- **Exercise set**
1. List every person named in the text about Garry Winogrand's street photographs.
2. Write the next part of the text about Winogrand's street photographs, continuing from its last sentence.

Winogrand's street photographs echo and rebound with other images of his era:  Robert Frank's The Americans that ushered in the change about to hit our country in the 1960's, and abroad the stripped-down creative rebellion of the French New Wave filmmakers, breathless images photographed by Godard and Truffaut in glorious black and white light.  Winogrand's world was even mirrored strangely by Catherine Deneuve's listless secretary wandering the streets of Polanski's great film Repulsion.  

Jack Kerouac famously said about Frank's off the cuff snapshot of a lonely elevator girl --"What's her name and address?"  He was smitten by her dreamy gaze and a story of her he could only imagine.  Winogrand's photos are full of these women, leaving us to tell our own stories, and maybe even just a little, to fall in love.  Women Are Beautiful is the name of Winogrand's 1975 monograph of these romantically un-romantic street portraits.  It is a wonderfully apt title.  People will always be beautiful, if someone is paying attention.

- **Extracted records**
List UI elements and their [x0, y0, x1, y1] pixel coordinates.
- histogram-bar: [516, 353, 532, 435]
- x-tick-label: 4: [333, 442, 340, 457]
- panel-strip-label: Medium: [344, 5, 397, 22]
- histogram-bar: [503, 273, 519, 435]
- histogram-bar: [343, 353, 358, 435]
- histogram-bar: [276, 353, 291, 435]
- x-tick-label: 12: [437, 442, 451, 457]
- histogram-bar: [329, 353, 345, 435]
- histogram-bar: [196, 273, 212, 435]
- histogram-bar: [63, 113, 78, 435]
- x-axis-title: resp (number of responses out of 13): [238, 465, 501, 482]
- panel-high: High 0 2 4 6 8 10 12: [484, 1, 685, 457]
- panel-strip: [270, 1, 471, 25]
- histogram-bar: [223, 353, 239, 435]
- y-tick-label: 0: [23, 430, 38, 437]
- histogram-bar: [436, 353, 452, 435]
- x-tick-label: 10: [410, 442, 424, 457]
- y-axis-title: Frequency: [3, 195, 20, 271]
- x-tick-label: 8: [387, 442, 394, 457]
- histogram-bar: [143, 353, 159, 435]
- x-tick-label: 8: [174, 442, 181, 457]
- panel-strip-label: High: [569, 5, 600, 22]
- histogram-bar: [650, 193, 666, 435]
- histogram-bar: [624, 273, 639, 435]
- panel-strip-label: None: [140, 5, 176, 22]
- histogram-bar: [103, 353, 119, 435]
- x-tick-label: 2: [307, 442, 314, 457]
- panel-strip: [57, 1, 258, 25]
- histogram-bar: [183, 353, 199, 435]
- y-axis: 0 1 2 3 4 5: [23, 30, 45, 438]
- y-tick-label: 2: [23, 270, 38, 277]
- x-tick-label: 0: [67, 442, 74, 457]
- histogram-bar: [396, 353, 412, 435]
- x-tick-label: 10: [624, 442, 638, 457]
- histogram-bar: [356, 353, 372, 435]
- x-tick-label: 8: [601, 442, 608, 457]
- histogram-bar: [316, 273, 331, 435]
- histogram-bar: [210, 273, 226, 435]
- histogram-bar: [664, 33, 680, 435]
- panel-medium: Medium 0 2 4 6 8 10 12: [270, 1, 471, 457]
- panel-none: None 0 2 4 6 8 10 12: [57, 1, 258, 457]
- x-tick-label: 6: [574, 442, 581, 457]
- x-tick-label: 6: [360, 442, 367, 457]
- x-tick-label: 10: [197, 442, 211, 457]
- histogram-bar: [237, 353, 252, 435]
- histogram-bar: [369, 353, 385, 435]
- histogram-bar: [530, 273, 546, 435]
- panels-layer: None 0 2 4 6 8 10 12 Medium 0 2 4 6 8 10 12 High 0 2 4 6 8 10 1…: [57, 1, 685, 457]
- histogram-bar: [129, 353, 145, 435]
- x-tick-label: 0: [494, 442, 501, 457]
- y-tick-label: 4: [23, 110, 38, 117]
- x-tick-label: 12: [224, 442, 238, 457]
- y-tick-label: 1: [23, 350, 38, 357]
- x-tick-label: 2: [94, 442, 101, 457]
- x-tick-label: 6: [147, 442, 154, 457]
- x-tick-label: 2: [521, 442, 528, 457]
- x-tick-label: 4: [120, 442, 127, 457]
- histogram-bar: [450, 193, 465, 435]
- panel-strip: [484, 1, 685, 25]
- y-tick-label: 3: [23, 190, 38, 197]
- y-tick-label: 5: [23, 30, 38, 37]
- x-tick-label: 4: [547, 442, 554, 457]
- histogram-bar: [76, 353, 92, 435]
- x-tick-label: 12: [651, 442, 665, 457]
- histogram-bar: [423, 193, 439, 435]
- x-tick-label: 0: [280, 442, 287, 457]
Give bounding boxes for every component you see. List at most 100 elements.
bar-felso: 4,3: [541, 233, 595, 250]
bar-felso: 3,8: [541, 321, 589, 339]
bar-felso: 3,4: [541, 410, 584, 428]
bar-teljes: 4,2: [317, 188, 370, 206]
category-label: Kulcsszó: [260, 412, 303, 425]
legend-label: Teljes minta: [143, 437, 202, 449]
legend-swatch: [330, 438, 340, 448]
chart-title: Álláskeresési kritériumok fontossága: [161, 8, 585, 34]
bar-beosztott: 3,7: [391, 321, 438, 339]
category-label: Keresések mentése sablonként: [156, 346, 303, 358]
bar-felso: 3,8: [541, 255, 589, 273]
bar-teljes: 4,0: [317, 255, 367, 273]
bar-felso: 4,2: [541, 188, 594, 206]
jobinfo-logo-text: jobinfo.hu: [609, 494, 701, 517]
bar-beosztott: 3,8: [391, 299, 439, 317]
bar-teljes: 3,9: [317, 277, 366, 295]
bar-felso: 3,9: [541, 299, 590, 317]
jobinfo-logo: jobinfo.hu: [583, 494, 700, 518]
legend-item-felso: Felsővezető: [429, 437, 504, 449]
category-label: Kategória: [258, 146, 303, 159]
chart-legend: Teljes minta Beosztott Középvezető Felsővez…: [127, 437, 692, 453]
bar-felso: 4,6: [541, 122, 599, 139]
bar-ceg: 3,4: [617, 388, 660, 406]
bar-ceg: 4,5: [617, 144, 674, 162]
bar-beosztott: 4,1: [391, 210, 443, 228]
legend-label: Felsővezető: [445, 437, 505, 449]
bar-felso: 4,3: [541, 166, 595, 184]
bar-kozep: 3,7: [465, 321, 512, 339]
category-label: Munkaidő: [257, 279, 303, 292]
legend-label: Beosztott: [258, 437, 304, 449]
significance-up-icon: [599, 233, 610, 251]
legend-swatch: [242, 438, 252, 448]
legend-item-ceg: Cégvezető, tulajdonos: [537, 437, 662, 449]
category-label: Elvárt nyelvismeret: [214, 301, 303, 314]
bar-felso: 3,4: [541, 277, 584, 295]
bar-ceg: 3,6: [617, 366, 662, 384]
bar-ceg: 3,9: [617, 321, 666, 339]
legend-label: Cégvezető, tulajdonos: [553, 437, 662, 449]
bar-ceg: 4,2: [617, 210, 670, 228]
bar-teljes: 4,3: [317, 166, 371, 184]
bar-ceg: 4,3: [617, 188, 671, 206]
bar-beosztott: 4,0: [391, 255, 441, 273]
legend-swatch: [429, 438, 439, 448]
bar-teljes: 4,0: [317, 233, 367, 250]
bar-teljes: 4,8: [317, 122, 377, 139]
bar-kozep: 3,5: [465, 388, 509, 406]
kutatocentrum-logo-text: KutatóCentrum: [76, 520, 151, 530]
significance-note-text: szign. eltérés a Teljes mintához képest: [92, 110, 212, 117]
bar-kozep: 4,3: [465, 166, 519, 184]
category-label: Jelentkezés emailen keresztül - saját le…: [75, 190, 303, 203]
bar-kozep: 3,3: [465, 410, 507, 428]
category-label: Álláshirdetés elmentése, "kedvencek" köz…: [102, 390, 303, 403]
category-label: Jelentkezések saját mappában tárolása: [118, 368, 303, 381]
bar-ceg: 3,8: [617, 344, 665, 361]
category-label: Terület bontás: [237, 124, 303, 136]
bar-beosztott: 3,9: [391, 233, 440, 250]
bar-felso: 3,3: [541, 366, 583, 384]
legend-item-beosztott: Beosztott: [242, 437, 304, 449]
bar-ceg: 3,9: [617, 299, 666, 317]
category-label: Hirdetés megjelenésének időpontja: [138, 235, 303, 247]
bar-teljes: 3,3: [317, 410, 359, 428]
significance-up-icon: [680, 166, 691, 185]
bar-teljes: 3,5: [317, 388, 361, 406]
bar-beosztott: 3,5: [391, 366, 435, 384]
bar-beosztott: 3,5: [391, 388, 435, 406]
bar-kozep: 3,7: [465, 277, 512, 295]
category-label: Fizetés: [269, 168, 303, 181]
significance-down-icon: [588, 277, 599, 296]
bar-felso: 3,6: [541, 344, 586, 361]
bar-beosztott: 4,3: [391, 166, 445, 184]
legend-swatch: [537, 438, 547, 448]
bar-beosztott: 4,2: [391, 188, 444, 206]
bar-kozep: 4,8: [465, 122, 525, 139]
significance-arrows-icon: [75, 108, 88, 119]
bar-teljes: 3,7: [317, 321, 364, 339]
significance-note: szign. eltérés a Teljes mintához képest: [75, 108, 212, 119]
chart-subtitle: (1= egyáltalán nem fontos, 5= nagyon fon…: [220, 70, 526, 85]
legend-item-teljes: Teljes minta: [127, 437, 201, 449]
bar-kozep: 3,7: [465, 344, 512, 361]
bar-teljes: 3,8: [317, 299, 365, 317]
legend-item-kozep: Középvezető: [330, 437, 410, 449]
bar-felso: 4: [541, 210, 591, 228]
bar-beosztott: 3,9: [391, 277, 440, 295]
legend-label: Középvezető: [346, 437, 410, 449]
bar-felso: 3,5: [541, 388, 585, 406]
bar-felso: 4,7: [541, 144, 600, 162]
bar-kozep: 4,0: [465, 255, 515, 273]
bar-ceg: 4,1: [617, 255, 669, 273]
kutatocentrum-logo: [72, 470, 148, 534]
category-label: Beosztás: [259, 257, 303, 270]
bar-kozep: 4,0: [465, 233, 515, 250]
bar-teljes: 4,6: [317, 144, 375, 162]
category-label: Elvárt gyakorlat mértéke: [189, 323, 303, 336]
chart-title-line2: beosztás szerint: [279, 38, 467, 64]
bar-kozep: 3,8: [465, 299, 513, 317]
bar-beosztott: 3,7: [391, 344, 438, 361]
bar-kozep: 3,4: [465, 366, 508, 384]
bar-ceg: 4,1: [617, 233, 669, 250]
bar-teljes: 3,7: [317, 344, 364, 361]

- **Set of answers**
1. Winogrand, Robert Frank, Godard, Truffaut, Catherine Deneuve, Polanski, Jack Kerouac

2.
I'm thankful for karamolegos35 for creating this fantastic little slideshow I came across one day on YouTube.  

Quote for the week.

It is not the critic who counts; not the man who points out how the strong man stumbles, or where the doer of deeds could have done them better. The credit belongs to the man who is actually in the arena, whose face is marred by dust and sweat and blood; who strives valiantly; who errs, who comes short again and again, because there is no effort without error and shortcoming; but who does actually strive to do the deeds; who knows great enthusiasms, the great devotions; who spends himself in a worthy cause; who at the best knows in the end the triumph of high achievement, and who at the worst, if he fails, at least fails while daring greatly, so that his place shall never be with those cold and timid souls who neither know victory nor defeat.

-Theodore Roosevelt

Pierre Huyghe at LACMA

I was lucky to have a friend tell me I should check out the Pierre Huyghe exhibit at the L.A. County Museum of Arts when I was in town back in January.  On a perfectly rainy museum day, I went alone to the LACMA and spent several hours there, but most of that time was spent at this singular show from an artist I'd never heard of until that day.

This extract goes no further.